Your answer should be every line with the word "plasma", copied from the data below.

Page records with their text:
————————

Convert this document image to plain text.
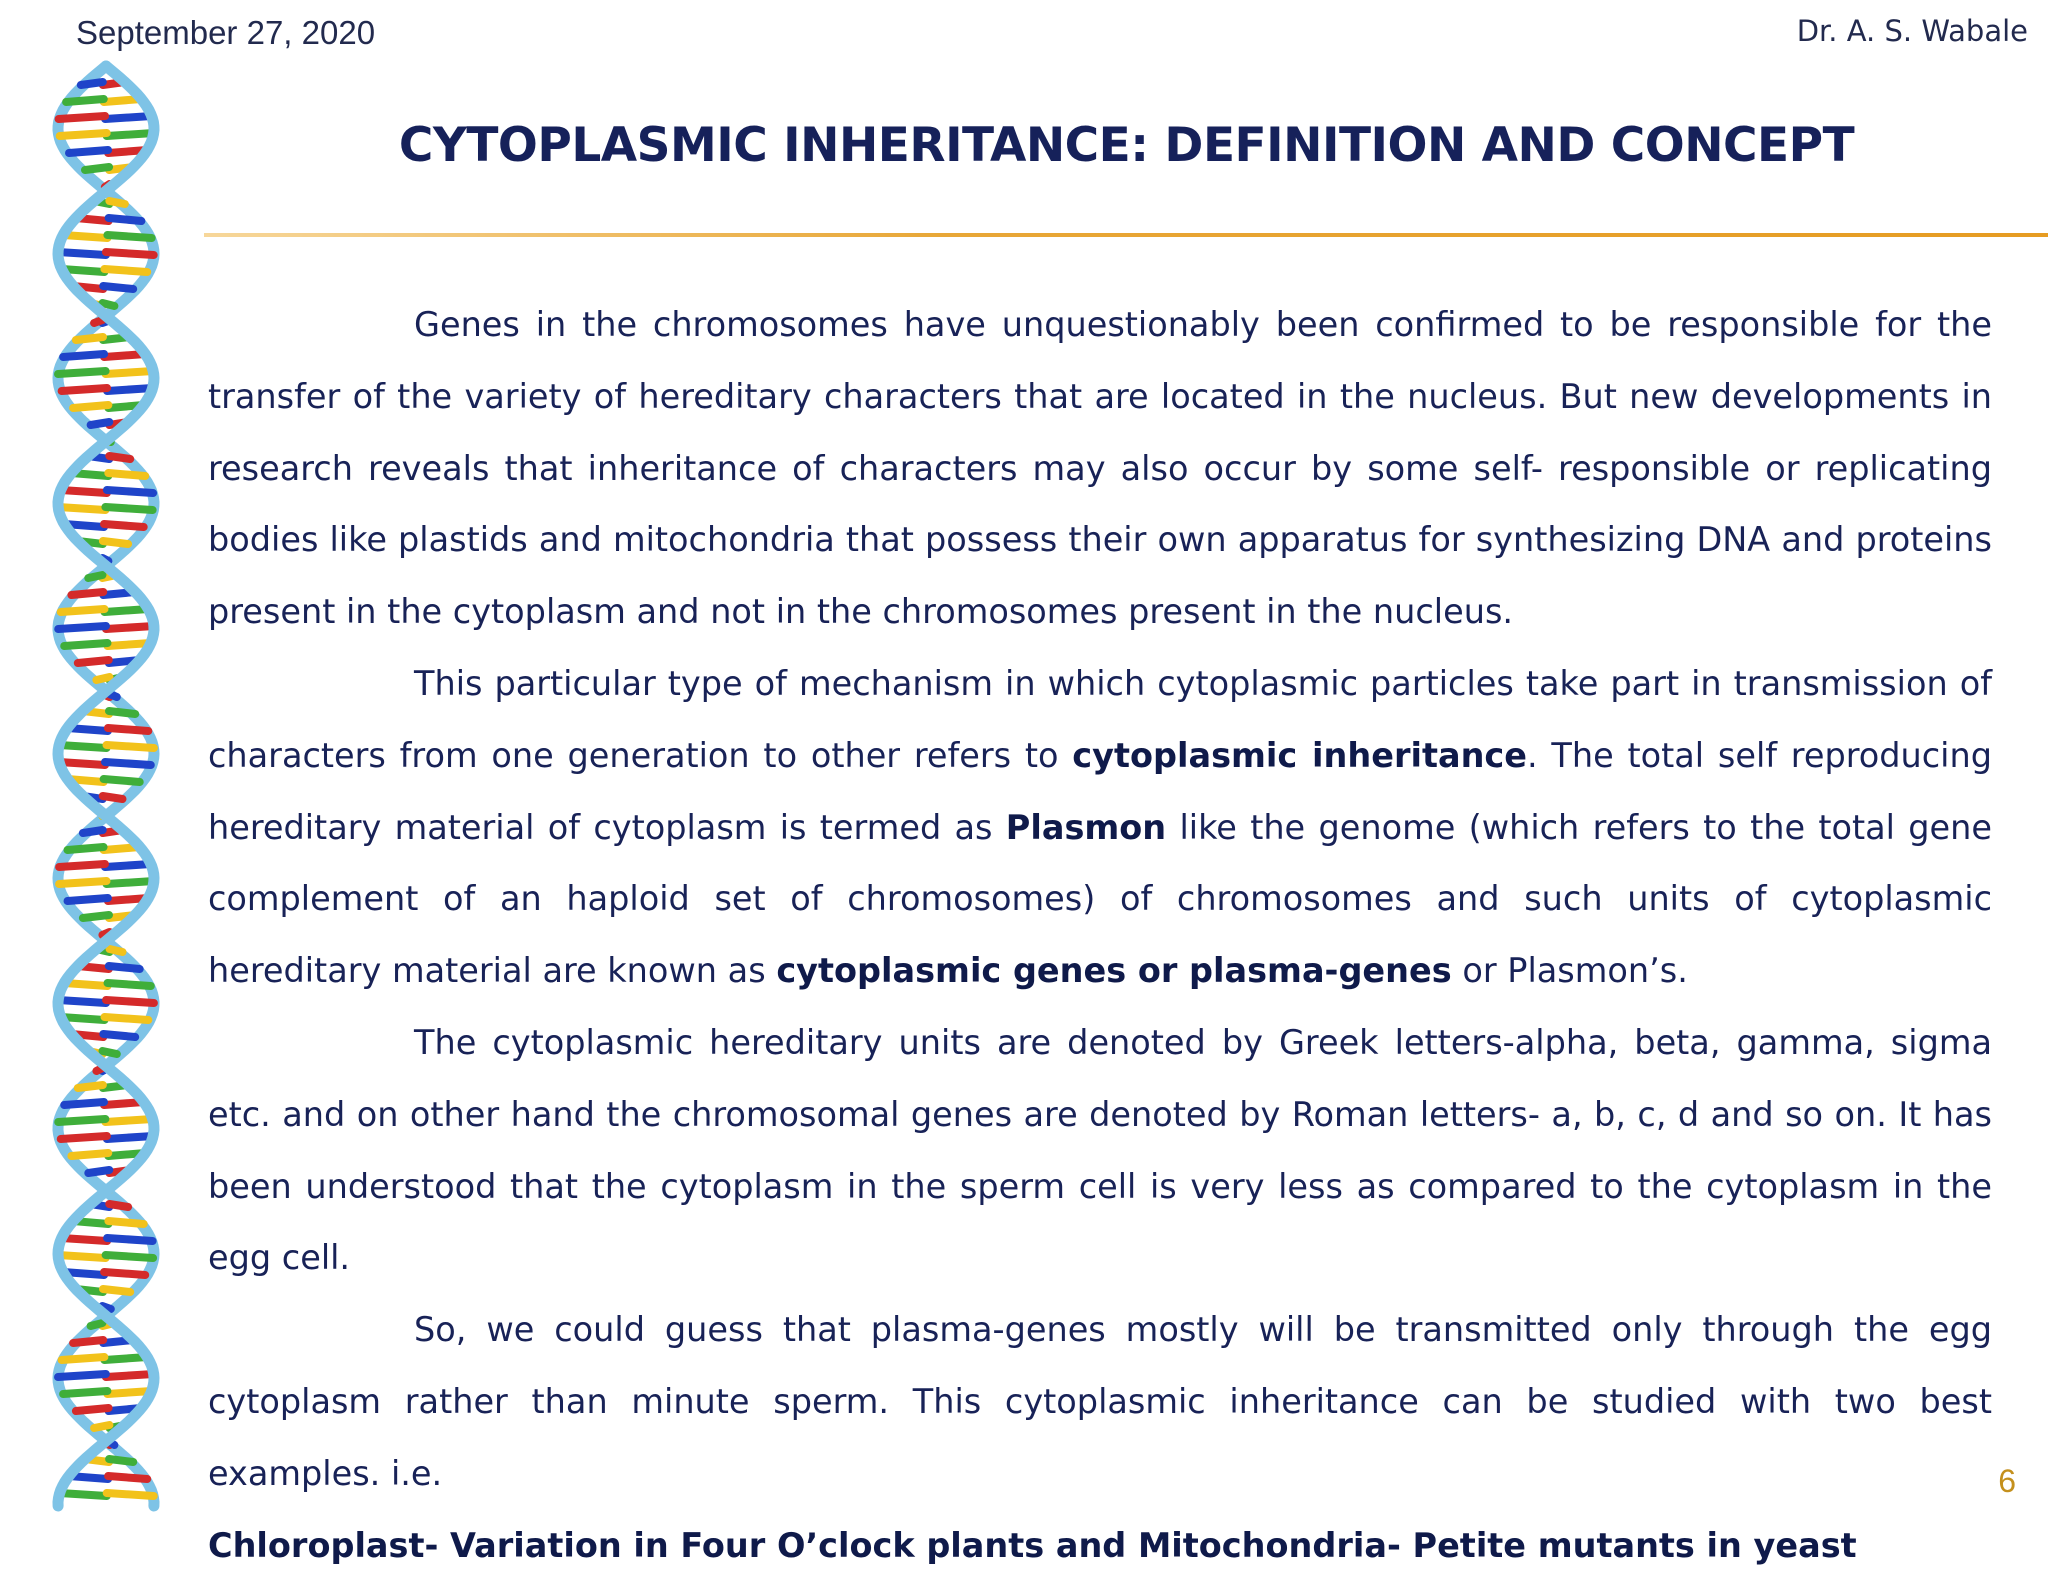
September 27, 2020	Dr. A. S. Wabale
CYTOPLASMIC INHERITANCE: DEFINITION AND CONCEPT

Genes in the chromosomes have unquestionably been confirmed to be responsible for the transfer of the variety of hereditary characters that are located in the nucleus. But new developments in research reveals that inheritance of characters may also occur by some self- responsible or replicating bodies like plastids and mitochondria that possess their own apparatus for synthesizing DNA and proteins present in the cytoplasm and not in the chromosomes present in the nucleus.

This particular type of mechanism in which cytoplasmic particles take part in transmission of characters from one generation to other refers to cytoplasmic inheritance. The total self reproducing hereditary material of cytoplasm is termed as Plasmon like the genome (which refers to the total gene complement of an haploid set of chromosomes) of chromosomes and such units of cytoplasmic hereditary material are known as cytoplasmic genes or plasma-genes or Plasmon’s.

The cytoplasmic hereditary units are denoted by Greek letters-alpha, beta, gamma, sigma etc. and on other hand the chromosomal genes are denoted by Roman letters- a, b, c, d and so on. It has been understood that the cytoplasm in the sperm cell is very less as compared to the cytoplasm in the egg cell.

So, we could guess that plasma-genes mostly will be transmitted only through the egg cytoplasm rather than minute sperm. This cytoplasmic inheritance can be studied with two best examples. i.e.

Chloroplast- Variation in Four O’clock plants and Mitochondria- Petite mutants in yeast

6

————————

* **ANSWER BOX**:
This particular type of mechanism in which cytoplasmic particles take part in transmission of characters from one generation to other refers to cytoplasmic inheritance. The total self reproducing hereditary material of cytoplasm is termed as Plasmon like the genome (which refers to the total gene complement of an haploid set of chromosomes) of chromosomes and such units of cytoplasmic hereditary material are known as cytoplasmic genes or plasma-genes or Plasmon’s.
So, we could guess that plasma-genes mostly will be transmitted only through the egg cytoplasm rather than minute sperm. This cytoplasmic inheritance can be studied with two best examples. i.e.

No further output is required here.